Exercise requirements> Your job is to restate each entry word for word.

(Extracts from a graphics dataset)
########

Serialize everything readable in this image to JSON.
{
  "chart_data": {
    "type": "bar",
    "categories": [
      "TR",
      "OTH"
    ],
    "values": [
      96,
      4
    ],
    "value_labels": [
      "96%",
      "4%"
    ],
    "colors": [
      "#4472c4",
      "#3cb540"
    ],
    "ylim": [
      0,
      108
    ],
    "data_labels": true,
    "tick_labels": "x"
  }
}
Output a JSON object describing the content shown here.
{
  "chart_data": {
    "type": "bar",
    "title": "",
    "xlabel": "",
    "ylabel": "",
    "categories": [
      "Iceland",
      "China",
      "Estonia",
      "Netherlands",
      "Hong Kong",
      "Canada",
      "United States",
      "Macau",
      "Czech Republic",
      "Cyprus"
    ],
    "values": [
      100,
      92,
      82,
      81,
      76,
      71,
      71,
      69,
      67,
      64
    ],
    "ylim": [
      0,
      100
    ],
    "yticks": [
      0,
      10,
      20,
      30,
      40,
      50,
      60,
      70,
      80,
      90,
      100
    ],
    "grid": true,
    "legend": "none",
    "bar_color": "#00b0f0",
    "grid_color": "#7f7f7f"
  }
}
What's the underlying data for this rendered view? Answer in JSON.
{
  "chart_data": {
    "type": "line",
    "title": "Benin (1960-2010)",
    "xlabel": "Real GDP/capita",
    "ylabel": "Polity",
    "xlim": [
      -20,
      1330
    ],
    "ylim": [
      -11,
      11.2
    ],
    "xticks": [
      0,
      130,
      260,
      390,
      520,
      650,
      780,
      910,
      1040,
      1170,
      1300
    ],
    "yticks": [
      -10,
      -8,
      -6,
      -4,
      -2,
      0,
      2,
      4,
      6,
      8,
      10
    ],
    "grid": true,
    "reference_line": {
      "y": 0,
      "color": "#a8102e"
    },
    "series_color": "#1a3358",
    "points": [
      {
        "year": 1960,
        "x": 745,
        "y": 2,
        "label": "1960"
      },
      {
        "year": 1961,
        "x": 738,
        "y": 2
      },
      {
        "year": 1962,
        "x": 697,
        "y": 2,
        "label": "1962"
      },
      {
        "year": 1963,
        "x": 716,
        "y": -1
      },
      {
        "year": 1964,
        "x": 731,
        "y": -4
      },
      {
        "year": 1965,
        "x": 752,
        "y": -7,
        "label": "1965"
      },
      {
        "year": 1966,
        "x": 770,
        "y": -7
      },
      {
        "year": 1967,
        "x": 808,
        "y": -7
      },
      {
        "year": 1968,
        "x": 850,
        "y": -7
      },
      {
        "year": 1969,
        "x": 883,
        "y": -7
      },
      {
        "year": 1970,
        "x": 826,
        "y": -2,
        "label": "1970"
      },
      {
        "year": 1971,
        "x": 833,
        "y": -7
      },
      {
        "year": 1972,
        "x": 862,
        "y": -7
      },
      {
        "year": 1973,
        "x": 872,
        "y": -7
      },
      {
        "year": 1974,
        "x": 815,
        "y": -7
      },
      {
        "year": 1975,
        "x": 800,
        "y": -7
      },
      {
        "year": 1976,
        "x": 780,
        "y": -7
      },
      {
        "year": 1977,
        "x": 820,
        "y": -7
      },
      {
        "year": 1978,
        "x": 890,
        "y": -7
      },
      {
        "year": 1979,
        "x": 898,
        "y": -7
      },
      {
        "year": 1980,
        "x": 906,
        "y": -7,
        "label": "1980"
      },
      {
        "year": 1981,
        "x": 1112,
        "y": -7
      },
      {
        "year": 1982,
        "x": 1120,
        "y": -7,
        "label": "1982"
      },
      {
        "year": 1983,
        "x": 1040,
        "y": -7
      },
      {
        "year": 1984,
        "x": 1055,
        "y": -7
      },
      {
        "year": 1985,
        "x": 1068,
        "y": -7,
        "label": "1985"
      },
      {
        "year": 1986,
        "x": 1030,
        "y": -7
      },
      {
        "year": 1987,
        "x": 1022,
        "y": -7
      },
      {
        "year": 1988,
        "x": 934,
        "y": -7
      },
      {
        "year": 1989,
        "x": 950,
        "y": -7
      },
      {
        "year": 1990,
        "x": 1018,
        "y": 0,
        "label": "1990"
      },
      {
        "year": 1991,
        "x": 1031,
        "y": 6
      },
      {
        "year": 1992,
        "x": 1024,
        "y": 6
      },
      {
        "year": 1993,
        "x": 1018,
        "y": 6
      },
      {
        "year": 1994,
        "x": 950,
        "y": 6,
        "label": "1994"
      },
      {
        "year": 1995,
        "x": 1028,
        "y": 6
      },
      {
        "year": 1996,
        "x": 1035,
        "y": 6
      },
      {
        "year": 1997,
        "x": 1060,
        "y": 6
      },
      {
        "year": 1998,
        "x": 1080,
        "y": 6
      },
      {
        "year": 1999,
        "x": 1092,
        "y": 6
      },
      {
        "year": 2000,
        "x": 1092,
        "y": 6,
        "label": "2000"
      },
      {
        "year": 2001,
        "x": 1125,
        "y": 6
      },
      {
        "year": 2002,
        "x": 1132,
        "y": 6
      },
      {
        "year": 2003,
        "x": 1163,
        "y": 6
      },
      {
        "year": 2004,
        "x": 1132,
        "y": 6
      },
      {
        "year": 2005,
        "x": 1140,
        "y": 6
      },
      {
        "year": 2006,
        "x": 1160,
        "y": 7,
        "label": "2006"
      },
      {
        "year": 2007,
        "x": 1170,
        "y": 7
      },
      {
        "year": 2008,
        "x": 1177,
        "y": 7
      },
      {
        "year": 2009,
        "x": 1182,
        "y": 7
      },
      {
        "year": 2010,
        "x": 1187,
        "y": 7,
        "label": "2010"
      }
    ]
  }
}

########

Answer to this exercise>
Serialize everything readable in this image to JSON.
{
  "chart_data": {
    "type": "bar",
    "categories": [
      "TR",
      "OTH"
    ],
    "values": [
      96,
      4
    ],
    "value_labels": [
      "96%",
      "4%"
    ],
    "colors": [
      "#4472c4",
      "#3cb540"
    ],
    "ylim": [
      0,
      108
    ],
    "data_labels": true,
    "tick_labels": "x"
  }
}
Output a JSON object describing the content shown here.
{
  "chart_data": {
    "type": "bar",
    "title": "",
    "xlabel": "",
    "ylabel": "",
    "categories": [
      "Iceland",
      "China",
      "Estonia",
      "Netherlands",
      "Hong Kong",
      "Canada",
      "United States",
      "Macau",
      "Czech Republic",
      "Cyprus"
    ],
    "values": [
      100,
      92,
      82,
      81,
      76,
      71,
      71,
      69,
      67,
      64
    ],
    "ylim": [
      0,
      100
    ],
    "yticks": [
      0,
      10,
      20,
      30,
      40,
      50,
      60,
      70,
      80,
      90,
      100
    ],
    "grid": true,
    "legend": "none",
    "bar_color": "#00b0f0",
    "grid_color": "#7f7f7f"
  }
}
What's the underlying data for this rendered view? Answer in JSON.
{
  "chart_data": {
    "type": "line",
    "title": "Benin (1960-2010)",
    "xlabel": "Real GDP/capita",
    "ylabel": "Polity",
    "xlim": [
      -20,
      1330
    ],
    "ylim": [
      -11,
      11.2
    ],
    "xticks": [
      0,
      130,
      260,
      390,
      520,
      650,
      780,
      910,
      1040,
      1170,
      1300
    ],
    "yticks": [
      -10,
      -8,
      -6,
      -4,
      -2,
      0,
      2,
      4,
      6,
      8,
      10
    ],
    "grid": true,
    "reference_line": {
      "y": 0,
      "color": "#a8102e"
    },
    "series_color": "#1a3358",
    "points": [
      {
        "year": 1960,
        "x": 745,
        "y": 2,
        "label": "1960"
      },
      {
        "year": 1961,
        "x": 738,
        "y": 2
      },
      {
        "year": 1962,
        "x": 697,
        "y": 2,
        "label": "1962"
      },
      {
        "year": 1963,
        "x": 716,
        "y": -1
      },
      {
        "year": 1964,
        "x": 731,
        "y": -4
      },
      {
        "year": 1965,
        "x": 752,
        "y": -7,
        "label": "1965"
      },
      {
        "year": 1966,
        "x": 770,
        "y": -7
      },
      {
        "year": 1967,
        "x": 808,
        "y": -7
      },
      {
        "year": 1968,
        "x": 850,
        "y": -7
      },
      {
        "year": 1969,
        "x": 883,
        "y": -7
      },
      {
        "year": 1970,
        "x": 826,
        "y": -2,
        "label": "1970"
      },
      {
        "year": 1971,
        "x": 833,
        "y": -7
      },
      {
        "year": 1972,
        "x": 862,
        "y": -7
      },
      {
        "year": 1973,
        "x": 872,
        "y": -7
      },
      {
        "year": 1974,
        "x": 815,
        "y": -7
      },
      {
        "year": 1975,
        "x": 800,
        "y": -7
      },
      {
        "year": 1976,
        "x": 780,
        "y": -7
      },
      {
        "year": 1977,
        "x": 820,
        "y": -7
      },
      {
        "year": 1978,
        "x": 890,
        "y": -7
      },
      {
        "year": 1979,
        "x": 898,
        "y": -7
      },
      {
        "year": 1980,
        "x": 906,
        "y": -7,
        "label": "1980"
      },
      {
        "year": 1981,
        "x": 1112,
        "y": -7
      },
      {
        "year": 1982,
        "x": 1120,
        "y": -7,
        "label": "1982"
      },
      {
        "year": 1983,
        "x": 1040,
        "y": -7
      },
      {
        "year": 1984,
        "x": 1055,
        "y": -7
      },
      {
        "year": 1985,
        "x": 1068,
        "y": -7,
        "label": "1985"
      },
      {
        "year": 1986,
        "x": 1030,
        "y": -7
      },
      {
        "year": 1987,
        "x": 1022,
        "y": -7
      },
      {
        "year": 1988,
        "x": 934,
        "y": -7
      },
      {
        "year": 1989,
        "x": 950,
        "y": -7
      },
      {
        "year": 1990,
        "x": 1018,
        "y": 0,
        "label": "1990"
      },
      {
        "year": 1991,
        "x": 1031,
        "y": 6
      },
      {
        "year": 1992,
        "x": 1024,
        "y": 6
      },
      {
        "year": 1993,
        "x": 1018,
        "y": 6
      },
      {
        "year": 1994,
        "x": 950,
        "y": 6,
        "label": "1994"
      },
      {
        "year": 1995,
        "x": 1028,
        "y": 6
      },
      {
        "year": 1996,
        "x": 1035,
        "y": 6
      },
      {
        "year": 1997,
        "x": 1060,
        "y": 6
      },
      {
        "year": 1998,
        "x": 1080,
        "y": 6
      },
      {
        "year": 1999,
        "x": 1092,
        "y": 6
      },
      {
        "year": 2000,
        "x": 1092,
        "y": 6,
        "label": "2000"
      },
      {
        "year": 2001,
        "x": 1125,
        "y": 6
      },
      {
        "year": 2002,
        "x": 1132,
        "y": 6
      },
      {
        "year": 2003,
        "x": 1163,
        "y": 6
      },
      {
        "year": 2004,
        "x": 1132,
        "y": 6
      },
      {
        "year": 2005,
        "x": 1140,
        "y": 6
      },
      {
        "year": 2006,
        "x": 1160,
        "y": 7,
        "label": "2006"
      },
      {
        "year": 2007,
        "x": 1170,
        "y": 7
      },
      {
        "year": 2008,
        "x": 1177,
        "y": 7
      },
      {
        "year": 2009,
        "x": 1182,
        "y": 7
      },
      {
        "year": 2010,
        "x": 1187,
        "y": 7,
        "label": "2010"
      }
    ]
  }
}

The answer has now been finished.